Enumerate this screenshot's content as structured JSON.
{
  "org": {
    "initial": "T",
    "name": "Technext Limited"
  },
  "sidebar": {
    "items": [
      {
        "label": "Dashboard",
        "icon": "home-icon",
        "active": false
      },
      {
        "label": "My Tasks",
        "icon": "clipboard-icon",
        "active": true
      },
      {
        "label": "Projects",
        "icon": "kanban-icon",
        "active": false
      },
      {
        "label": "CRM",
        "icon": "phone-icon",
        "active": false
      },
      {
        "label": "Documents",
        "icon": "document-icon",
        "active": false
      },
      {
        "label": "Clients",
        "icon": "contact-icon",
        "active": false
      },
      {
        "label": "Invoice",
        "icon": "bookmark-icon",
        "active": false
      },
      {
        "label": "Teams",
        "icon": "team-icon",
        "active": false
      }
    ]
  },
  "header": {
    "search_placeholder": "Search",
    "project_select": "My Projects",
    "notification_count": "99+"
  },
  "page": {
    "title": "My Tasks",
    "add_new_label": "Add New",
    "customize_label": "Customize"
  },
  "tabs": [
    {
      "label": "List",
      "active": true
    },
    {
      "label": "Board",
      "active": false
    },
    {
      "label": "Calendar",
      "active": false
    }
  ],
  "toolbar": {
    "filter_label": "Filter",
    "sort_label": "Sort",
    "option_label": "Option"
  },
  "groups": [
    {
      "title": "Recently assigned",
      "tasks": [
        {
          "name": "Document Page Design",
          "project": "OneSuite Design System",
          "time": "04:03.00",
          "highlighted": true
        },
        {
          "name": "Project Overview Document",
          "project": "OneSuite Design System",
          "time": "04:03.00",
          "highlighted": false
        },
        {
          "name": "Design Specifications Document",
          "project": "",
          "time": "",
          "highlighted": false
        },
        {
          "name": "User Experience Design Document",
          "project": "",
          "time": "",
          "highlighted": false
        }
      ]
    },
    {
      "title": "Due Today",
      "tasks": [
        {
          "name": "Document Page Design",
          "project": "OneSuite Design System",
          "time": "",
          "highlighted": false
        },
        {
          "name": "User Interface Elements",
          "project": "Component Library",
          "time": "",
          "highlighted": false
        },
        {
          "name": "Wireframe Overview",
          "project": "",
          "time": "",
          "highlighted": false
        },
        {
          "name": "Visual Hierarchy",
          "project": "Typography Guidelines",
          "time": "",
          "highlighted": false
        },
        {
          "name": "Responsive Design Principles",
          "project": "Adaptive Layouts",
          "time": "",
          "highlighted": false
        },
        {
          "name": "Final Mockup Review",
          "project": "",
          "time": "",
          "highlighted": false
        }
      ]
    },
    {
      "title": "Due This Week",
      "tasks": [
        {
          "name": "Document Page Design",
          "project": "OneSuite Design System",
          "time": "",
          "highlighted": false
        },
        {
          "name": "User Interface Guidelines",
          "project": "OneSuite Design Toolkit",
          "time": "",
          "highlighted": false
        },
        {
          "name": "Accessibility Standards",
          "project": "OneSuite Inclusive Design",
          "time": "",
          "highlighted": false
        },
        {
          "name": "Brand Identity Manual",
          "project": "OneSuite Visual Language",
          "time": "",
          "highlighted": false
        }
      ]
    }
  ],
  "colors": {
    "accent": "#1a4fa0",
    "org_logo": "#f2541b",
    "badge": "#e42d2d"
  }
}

What is being asked —
Each record must be repeated exactly as it is.

Response to this exercise —
Enumerate this screenshot's content as structured JSON.
{
  "org": {
    "initial": "T",
    "name": "Technext Limited"
  },
  "sidebar": {
    "items": [
      {
        "label": "Dashboard",
        "icon": "home-icon",
        "active": false
      },
      {
        "label": "My Tasks",
        "icon": "clipboard-icon",
        "active": true
      },
      {
        "label": "Projects",
        "icon": "kanban-icon",
        "active": false
      },
      {
        "label": "CRM",
        "icon": "phone-icon",
        "active": false
      },
      {
        "label": "Documents",
        "icon": "document-icon",
        "active": false
      },
      {
        "label": "Clients",
        "icon": "contact-icon",
        "active": false
      },
      {
        "label": "Invoice",
        "icon": "bookmark-icon",
        "active": false
      },
      {
        "label": "Teams",
        "icon": "team-icon",
        "active": false
      }
    ]
  },
  "header": {
    "search_placeholder": "Search",
    "project_select": "My Projects",
    "notification_count": "99+"
  },
  "page": {
    "title": "My Tasks",
    "add_new_label": "Add New",
    "customize_label": "Customize"
  },
  "tabs": [
    {
      "label": "List",
      "active": true
    },
    {
      "label": "Board",
      "active": false
    },
    {
      "label": "Calendar",
      "active": false
    }
  ],
  "toolbar": {
    "filter_label": "Filter",
    "sort_label": "Sort",
    "option_label": "Option"
  },
  "groups": [
    {
      "title": "Recently assigned",
      "tasks": [
        {
          "name": "Document Page Design",
          "project": "OneSuite Design System",
          "time": "04:03.00",
          "highlighted": true
        },
        {
          "name": "Project Overview Document",
          "project": "OneSuite Design System",
          "time": "04:03.00",
          "highlighted": false
        },
        {
          "name": "Design Specifications Document",
          "project": "",
          "time": "",
          "highlighted": false
        },
        {
          "name": "User Experience Design Document",
          "project": "",
          "time": "",
          "highlighted": false
        }
      ]
    },
    {
      "title": "Due Today",
      "tasks": [
        {
          "name": "Document Page Design",
          "project": "OneSuite Design System",
          "time": "",
          "highlighted": false
        },
        {
          "name": "User Interface Elements",
          "project": "Component Library",
          "time": "",
          "highlighted": false
        },
        {
          "name": "Wireframe Overview",
          "project": "",
          "time": "",
          "highlighted": false
        },
        {
          "name": "Visual Hierarchy",
          "project": "Typography Guidelines",
          "time": "",
          "highlighted": false
        },
        {
          "name": "Responsive Design Principles",
          "project": "Adaptive Layouts",
          "time": "",
          "highlighted": false
        },
        {
          "name": "Final Mockup Review",
          "project": "",
          "time": "",
          "highlighted": false
        }
      ]
    },
    {
      "title": "Due This Week",
      "tasks": [
        {
          "name": "Document Page Design",
          "project": "OneSuite Design System",
          "time": "",
          "highlighted": false
        },
        {
          "name": "User Interface Guidelines",
          "project": "OneSuite Design Toolkit",
          "time": "",
          "highlighted": false
        },
        {
          "name": "Accessibility Standards",
          "project": "OneSuite Inclusive Design",
          "time": "",
          "highlighted": false
        },
        {
          "name": "Brand Identity Manual",
          "project": "OneSuite Visual Language",
          "time": "",
          "highlighted": false
        }
      ]
    }
  ],
  "colors": {
    "accent": "#1a4fa0",
    "org_logo": "#f2541b",
    "badge": "#e42d2d"
  }
}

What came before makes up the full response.